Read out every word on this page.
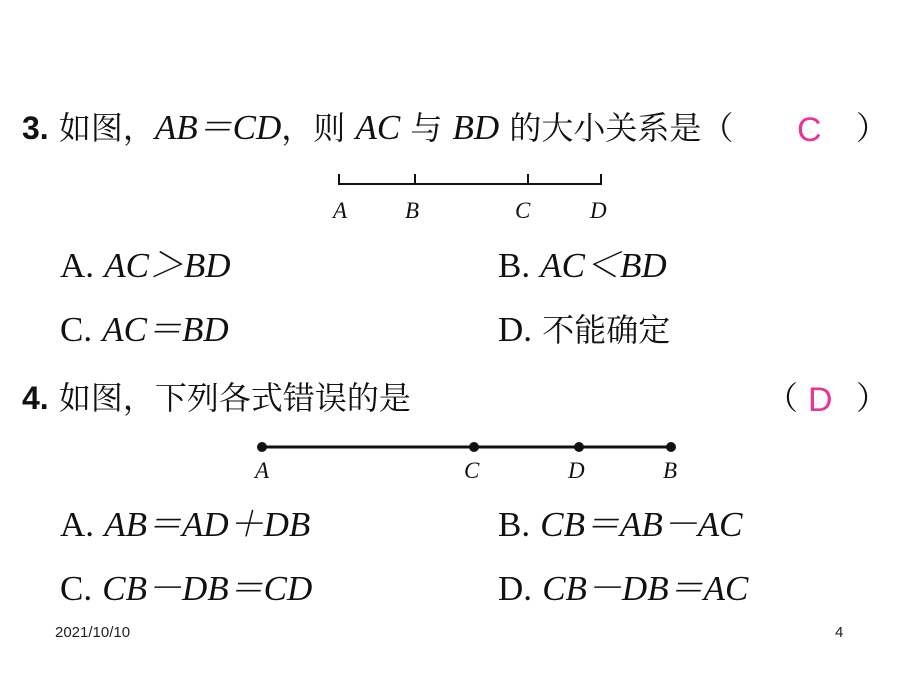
3. 如图，AB＝CD，则 AC 与 BD 的大小关系是（ C ）
A	B	C	D
A. AC＞BD	B. AC＜BD
C. AC＝BD	D. 不能确定
4. 如图，下列各式错误的是	（ D ）
A	C	D	B
A. AB＝AD＋DB	B. CB＝AB－AC
C. CB－DB＝CD	D. CB－DB＝AC
2021/10/10	4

+ + +

> [TASK] Leave out the pictures and return every record word for word.

> [RESPONSE]
Read out every word on this page.
3. 如图，AB＝CD，则 AC 与 BD 的大小关系是（ C ）
A	B	C	D
A. AC＞BD	B. AC＜BD
C. AC＝BD	D. 不能确定
4. 如图，下列各式错误的是	（ D ）
A	C	D	B
A. AB＝AD＋DB	B. CB＝AB－AC
C. CB－DB＝CD	D. CB－DB＝AC
2021/10/10	4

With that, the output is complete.